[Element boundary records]
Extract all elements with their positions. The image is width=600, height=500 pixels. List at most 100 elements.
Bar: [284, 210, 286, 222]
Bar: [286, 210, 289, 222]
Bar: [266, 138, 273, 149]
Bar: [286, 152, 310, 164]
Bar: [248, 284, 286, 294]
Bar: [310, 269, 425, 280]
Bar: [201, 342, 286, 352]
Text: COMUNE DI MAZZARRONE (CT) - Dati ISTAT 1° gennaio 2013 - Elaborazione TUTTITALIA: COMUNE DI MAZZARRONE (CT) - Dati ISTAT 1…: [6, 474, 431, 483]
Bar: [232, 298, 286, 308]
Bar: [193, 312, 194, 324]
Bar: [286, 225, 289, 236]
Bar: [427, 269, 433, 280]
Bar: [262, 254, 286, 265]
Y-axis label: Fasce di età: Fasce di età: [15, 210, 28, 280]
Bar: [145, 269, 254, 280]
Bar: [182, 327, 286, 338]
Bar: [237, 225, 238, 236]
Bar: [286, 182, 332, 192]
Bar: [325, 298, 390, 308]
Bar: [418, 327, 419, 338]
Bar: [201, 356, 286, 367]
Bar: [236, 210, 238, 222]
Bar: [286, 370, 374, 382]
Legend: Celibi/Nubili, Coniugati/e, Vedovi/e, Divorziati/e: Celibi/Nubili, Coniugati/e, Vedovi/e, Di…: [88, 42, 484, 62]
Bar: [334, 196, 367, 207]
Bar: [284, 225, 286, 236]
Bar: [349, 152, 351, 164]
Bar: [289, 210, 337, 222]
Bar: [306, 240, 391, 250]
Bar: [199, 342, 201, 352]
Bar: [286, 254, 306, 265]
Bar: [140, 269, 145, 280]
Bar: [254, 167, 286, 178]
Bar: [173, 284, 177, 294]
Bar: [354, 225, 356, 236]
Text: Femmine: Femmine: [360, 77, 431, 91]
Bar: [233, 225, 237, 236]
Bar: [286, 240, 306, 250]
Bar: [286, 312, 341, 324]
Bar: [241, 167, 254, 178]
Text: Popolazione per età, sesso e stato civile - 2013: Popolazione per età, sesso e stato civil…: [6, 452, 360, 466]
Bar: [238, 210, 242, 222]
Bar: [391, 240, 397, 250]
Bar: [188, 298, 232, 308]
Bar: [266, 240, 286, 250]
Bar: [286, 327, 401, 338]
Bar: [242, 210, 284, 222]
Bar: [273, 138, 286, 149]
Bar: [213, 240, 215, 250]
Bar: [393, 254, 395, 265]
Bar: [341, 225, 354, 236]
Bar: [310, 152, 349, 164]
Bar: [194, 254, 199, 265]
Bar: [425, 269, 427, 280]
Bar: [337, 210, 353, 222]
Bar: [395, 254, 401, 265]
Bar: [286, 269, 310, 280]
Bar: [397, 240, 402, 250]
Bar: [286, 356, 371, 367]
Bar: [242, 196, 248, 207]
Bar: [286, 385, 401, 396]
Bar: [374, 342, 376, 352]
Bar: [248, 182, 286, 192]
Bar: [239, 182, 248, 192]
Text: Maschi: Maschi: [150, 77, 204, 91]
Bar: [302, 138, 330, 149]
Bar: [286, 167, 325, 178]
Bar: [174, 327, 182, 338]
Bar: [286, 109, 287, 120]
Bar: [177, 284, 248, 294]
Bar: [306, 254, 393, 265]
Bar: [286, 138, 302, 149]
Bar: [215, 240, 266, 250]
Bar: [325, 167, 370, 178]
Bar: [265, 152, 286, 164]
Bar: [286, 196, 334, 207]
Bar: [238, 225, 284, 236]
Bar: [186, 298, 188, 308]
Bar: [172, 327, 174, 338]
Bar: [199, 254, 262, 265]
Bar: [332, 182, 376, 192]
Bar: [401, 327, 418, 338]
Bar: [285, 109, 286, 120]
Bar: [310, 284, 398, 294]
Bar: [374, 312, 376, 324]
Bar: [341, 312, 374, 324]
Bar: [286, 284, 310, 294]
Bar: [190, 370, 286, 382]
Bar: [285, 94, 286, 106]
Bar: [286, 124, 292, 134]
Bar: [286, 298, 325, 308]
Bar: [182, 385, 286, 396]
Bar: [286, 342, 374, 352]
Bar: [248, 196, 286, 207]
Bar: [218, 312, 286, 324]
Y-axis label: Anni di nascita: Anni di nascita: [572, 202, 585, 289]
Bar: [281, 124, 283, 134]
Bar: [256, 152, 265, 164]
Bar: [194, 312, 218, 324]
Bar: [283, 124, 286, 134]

▸ **Written instruction**
Convert the lines of each entry above into a numbered list, omitting any blank lines.

▸ **Output of the task**
1. Extract all elements with their positions. The image is width=600, height=500 pixels. List at most 100 elements.
2. Bar: [284, 210, 286, 222]
3. Bar: [286, 210, 289, 222]
4. Bar: [266, 138, 273, 149]
5. Bar: [286, 152, 310, 164]
6. Bar: [248, 284, 286, 294]
7. Bar: [310, 269, 425, 280]
8. Bar: [201, 342, 286, 352]
9. Text: COMUNE DI MAZZARRONE (CT) - Dati ISTAT 1° gennaio 2013 - Elaborazione TUTTITALIA: COMUNE DI MAZZARRONE (CT) - Dati ISTAT 1…: [6, 474, 431, 483]
10. Bar: [232, 298, 286, 308]
11. Bar: [193, 312, 194, 324]
12. Bar: [286, 225, 289, 236]
13. Bar: [427, 269, 433, 280]
14. Bar: [262, 254, 286, 265]
15. Y-axis label: Fasce di età: Fasce di età: [15, 210, 28, 280]
16. Bar: [145, 269, 254, 280]
17. Bar: [182, 327, 286, 338]
18. Bar: [237, 225, 238, 236]
19. Bar: [286, 182, 332, 192]
20. Bar: [325, 298, 390, 308]
21. Bar: [418, 327, 419, 338]
22. Bar: [201, 356, 286, 367]
23. Bar: [236, 210, 238, 222]
24. Bar: [286, 370, 374, 382]
25. Legend: Celibi/Nubili, Coniugati/e, Vedovi/e, Divorziati/e: Celibi/Nubili, Coniugati/e, Vedovi/e, Di…: [88, 42, 484, 62]
26. Bar: [334, 196, 367, 207]
27. Bar: [284, 225, 286, 236]
28. Bar: [349, 152, 351, 164]
29. Bar: [289, 210, 337, 222]
30. Bar: [306, 240, 391, 250]
31. Bar: [199, 342, 201, 352]
32. Bar: [286, 254, 306, 265]
33. Bar: [140, 269, 145, 280]
34. Bar: [254, 167, 286, 178]
35. Bar: [173, 284, 177, 294]
36. Bar: [354, 225, 356, 236]
37. Text: Femmine: Femmine: [360, 77, 431, 91]
38. Bar: [233, 225, 237, 236]
39. Bar: [286, 240, 306, 250]
40. Bar: [286, 312, 341, 324]
41. Bar: [241, 167, 254, 178]
42. Text: Popolazione per età, sesso e stato civile - 2013: Popolazione per età, sesso e stato civil…: [6, 452, 360, 466]
43. Bar: [238, 210, 242, 222]
44. Bar: [391, 240, 397, 250]
45. Bar: [188, 298, 232, 308]
46. Bar: [266, 240, 286, 250]
47. Bar: [286, 327, 401, 338]
48. Bar: [242, 210, 284, 222]
49. Bar: [273, 138, 286, 149]
50. Bar: [213, 240, 215, 250]
51. Bar: [393, 254, 395, 265]
52. Bar: [341, 225, 354, 236]
53. Bar: [310, 152, 349, 164]
54. Bar: [194, 254, 199, 265]
55. Bar: [425, 269, 427, 280]
56. Bar: [337, 210, 353, 222]
57. Bar: [395, 254, 401, 265]
58. Bar: [286, 269, 310, 280]
59. Bar: [397, 240, 402, 250]
60. Bar: [286, 356, 371, 367]
61. Bar: [242, 196, 248, 207]
62. Bar: [286, 385, 401, 396]
63. Bar: [374, 342, 376, 352]
64. Bar: [248, 182, 286, 192]
65. Bar: [239, 182, 248, 192]
66. Text: Maschi: Maschi: [150, 77, 204, 91]
67. Bar: [302, 138, 330, 149]
68. Bar: [286, 167, 325, 178]
69. Bar: [174, 327, 182, 338]
70. Bar: [286, 109, 287, 120]
71. Bar: [177, 284, 248, 294]
72. Bar: [306, 254, 393, 265]
73. Bar: [286, 138, 302, 149]
74. Bar: [215, 240, 266, 250]
75. Bar: [325, 167, 370, 178]
76. Bar: [265, 152, 286, 164]
77. Bar: [286, 196, 334, 207]
78. Bar: [238, 225, 284, 236]
79. Bar: [186, 298, 188, 308]
80. Bar: [172, 327, 174, 338]
81. Bar: [199, 254, 262, 265]
82. Bar: [332, 182, 376, 192]
83. Bar: [401, 327, 418, 338]
84. Bar: [285, 109, 286, 120]
85. Bar: [310, 284, 398, 294]
86. Bar: [374, 312, 376, 324]
87. Bar: [341, 312, 374, 324]
88. Bar: [286, 284, 310, 294]
89. Bar: [190, 370, 286, 382]
90. Bar: [285, 94, 286, 106]
91. Bar: [286, 124, 292, 134]
92. Bar: [286, 298, 325, 308]
93. Bar: [182, 385, 286, 396]
94. Bar: [286, 342, 374, 352]
95. Bar: [248, 196, 286, 207]
96. Bar: [218, 312, 286, 324]
97. Y-axis label: Anni di nascita: Anni di nascita: [572, 202, 585, 289]
98. Bar: [281, 124, 283, 134]
99. Bar: [256, 152, 265, 164]
100. Bar: [194, 312, 218, 324]
101. Bar: [283, 124, 286, 134]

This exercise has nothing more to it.